Texte source:

● ● ● ●

Milton, Paradis perdu (I, 62)
A la
fin du Cœur des
ténèbres, la marée a tourné sans que s'en avisent les auditeurs de
Marlow. Il
les a entraînés à sa suite de l'estuaire de la Tamise à celui du Congo,
de
Londres à Bruxelles, de l'Europe au centre de l' Afrique, sans jamais
se
départir de sa pose de Bouddha. Voyage au "long cours", certes, mais
assez ordinaire pour un homme comme Marlow dont la carrière de marin se
calque
sur celle
de
son créateur, Conrad (1857-1924). Voyage exceptionnel cependant, qui va
imposer
à Marlow des franchissements de lignes infiniment plus significatives
que celle
de l'équateur, et des métamorphoses radicales: cet homme qui n'a jamais
compté
que sur lui-même, qui déteste le mensonge, et qui a couru les mers
d'Australie
et d'Extrême-Orient sur les plus grands voiliers (cf.
Jeunesse), va se faire un peu "gigolo" pour devenir
marin d'eau douce sur un misérable vapeur, et pratiquer la
dissimulation sous
toutes ses formes. Navigation exemplaire qui oblige donc à risquer son
âme
autant que sa vie, mais dont la destination ultime semble bien être ce
voyage
immobile, par les mots, auquel nous convie Joseph Conrad.
Quand
il se lance dans cette
aventure, "l'Ancien Marin" Conrad a plus de quarante ans et trois
romans à son actif. Il n'en est pourtant qu'à ses débuts dans la
littérature
et, peut-on ajouter, dans la paternité, deux raisons d'angoisse pour
cet homme
tourmenté. En effet, 1898 voit la naissance de son premier fils, et la
publication d'Inquiétude, recueil où
figure "Un avant-poste du progrès", nouvelle déjà inspirée par son
expérience au Congo.
Son ami, Edward Garnet, décrit pour nous l'écrivain à cette époque:
"J'ai
le souvenir d'un homme aux cheveux sombres, petit mais dont les gestes
nerveux
étaient extrêmement gracieux, aux yeux brillants tantôt mi-clos et
pénétrants,
tantôt doux et chaleureux, d'abord vigilant et toutefois caressant,
dont le
discours était tour à tour engageant, circonspect, et bourru." Portrait
tout
en contrastes, qui résume bien la vie de ce Polonais naturalisé sujet
britannique, et si bien intégré qu'il bénéficia d'une liste civile à
partir de
1911; de ce romancier tardif bientôt acclamé comme l'un des plus grands
écrivains de langue anglaise, mais qui eût préféré faire sa carrière en
français; de cet aristocrate auquel vingt ans dans la marine ne firent
pas
perdre ses manières aristocratiques, et qui refusa pourtant le titre de
Chevalier quand un Premier ministre travailliste décida de le lui
offrir; de ce
sceptique enterré selon les rites catholiques. Pour Cedric Watts, si un
dieu
s'intéressa à Conrad, il ne pouvait s'agir que de Janus aux deux
visages.

● ● ● ●

Données fournies:
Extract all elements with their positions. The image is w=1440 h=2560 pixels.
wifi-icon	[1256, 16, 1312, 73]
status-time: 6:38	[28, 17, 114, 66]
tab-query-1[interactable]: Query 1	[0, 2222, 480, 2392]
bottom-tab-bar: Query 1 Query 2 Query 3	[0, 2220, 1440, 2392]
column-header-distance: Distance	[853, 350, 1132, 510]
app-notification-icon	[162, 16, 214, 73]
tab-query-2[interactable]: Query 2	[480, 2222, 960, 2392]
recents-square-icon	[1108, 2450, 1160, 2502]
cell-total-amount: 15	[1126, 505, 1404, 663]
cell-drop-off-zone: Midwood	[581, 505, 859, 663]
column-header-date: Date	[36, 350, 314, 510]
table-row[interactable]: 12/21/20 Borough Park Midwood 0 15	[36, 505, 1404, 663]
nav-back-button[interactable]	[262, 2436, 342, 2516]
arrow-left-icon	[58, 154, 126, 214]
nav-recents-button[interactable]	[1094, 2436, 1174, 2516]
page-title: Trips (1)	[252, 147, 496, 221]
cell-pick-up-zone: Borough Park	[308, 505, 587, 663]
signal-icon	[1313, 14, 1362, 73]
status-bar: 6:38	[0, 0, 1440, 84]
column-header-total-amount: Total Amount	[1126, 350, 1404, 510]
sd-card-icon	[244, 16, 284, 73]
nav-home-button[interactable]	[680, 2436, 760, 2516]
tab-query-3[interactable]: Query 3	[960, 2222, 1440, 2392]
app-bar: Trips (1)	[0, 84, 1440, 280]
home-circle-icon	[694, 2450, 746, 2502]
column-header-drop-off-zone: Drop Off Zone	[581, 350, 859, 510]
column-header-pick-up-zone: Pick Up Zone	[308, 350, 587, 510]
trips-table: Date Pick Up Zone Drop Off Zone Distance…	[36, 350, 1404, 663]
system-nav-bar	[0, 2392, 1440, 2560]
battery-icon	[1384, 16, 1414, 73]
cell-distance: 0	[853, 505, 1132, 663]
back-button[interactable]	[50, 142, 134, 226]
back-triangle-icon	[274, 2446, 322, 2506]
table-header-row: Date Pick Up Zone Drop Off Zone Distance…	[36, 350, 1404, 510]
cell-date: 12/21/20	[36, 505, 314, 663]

● ● ● ●

Consignes:
1 - D'après le texte sur Conrad et le Cœur des ténèbres, quel événement familial l'année 1898 apporte-t-elle à l'écrivain ?
2 - Rédigez la suite du texte sur Conrad et le Cœur des ténèbres en partant de sa dernière phrase.

Réponses:
1 - La naissance de son premier fils.

2 -
Il
suffit pour s'en
convaincre de considérer quelques-uns des éléments qui présidèrent à la
destinée
de Jozef Teodor Konrad Naçcz Korzeniowski. Quand il vient au monde, la
Pologne
est rayée de la carte de l'Europe depuis près de quarante ans, et celui
à qui
l'on reprochera d'avoir trahi la mère-patrie est en fait citoyen russe.
Ses
parents appartiennent à cette noblesse terriene qui prône tout à la
fois la
libération des serfs et l'indépendance nationale. Arrêtés et déportés
pour un
temps dans le nord, ils meurent à peu d'années de distance et, à 11
ans, leur
fils est confié à son oncle, Tadeusz Bobrowski. Peu à peu, Conrad se
met en
tête de devenir marin. Dans Souvenirs, il présentera son choix comme
celui d'un
"incorrigible Don Quichotte" polonais qui souhaite courir le plus de
risques possibles (idéal qui rappelle celui dujeune Russe dans Le Cœur
des
ténèbres) ; peut-être souhaite-t-il également échapper à ceux de la
conscription
russe? Dans ce but, à 16 ans, il quitte la Pologne et s'installe à
Marseille.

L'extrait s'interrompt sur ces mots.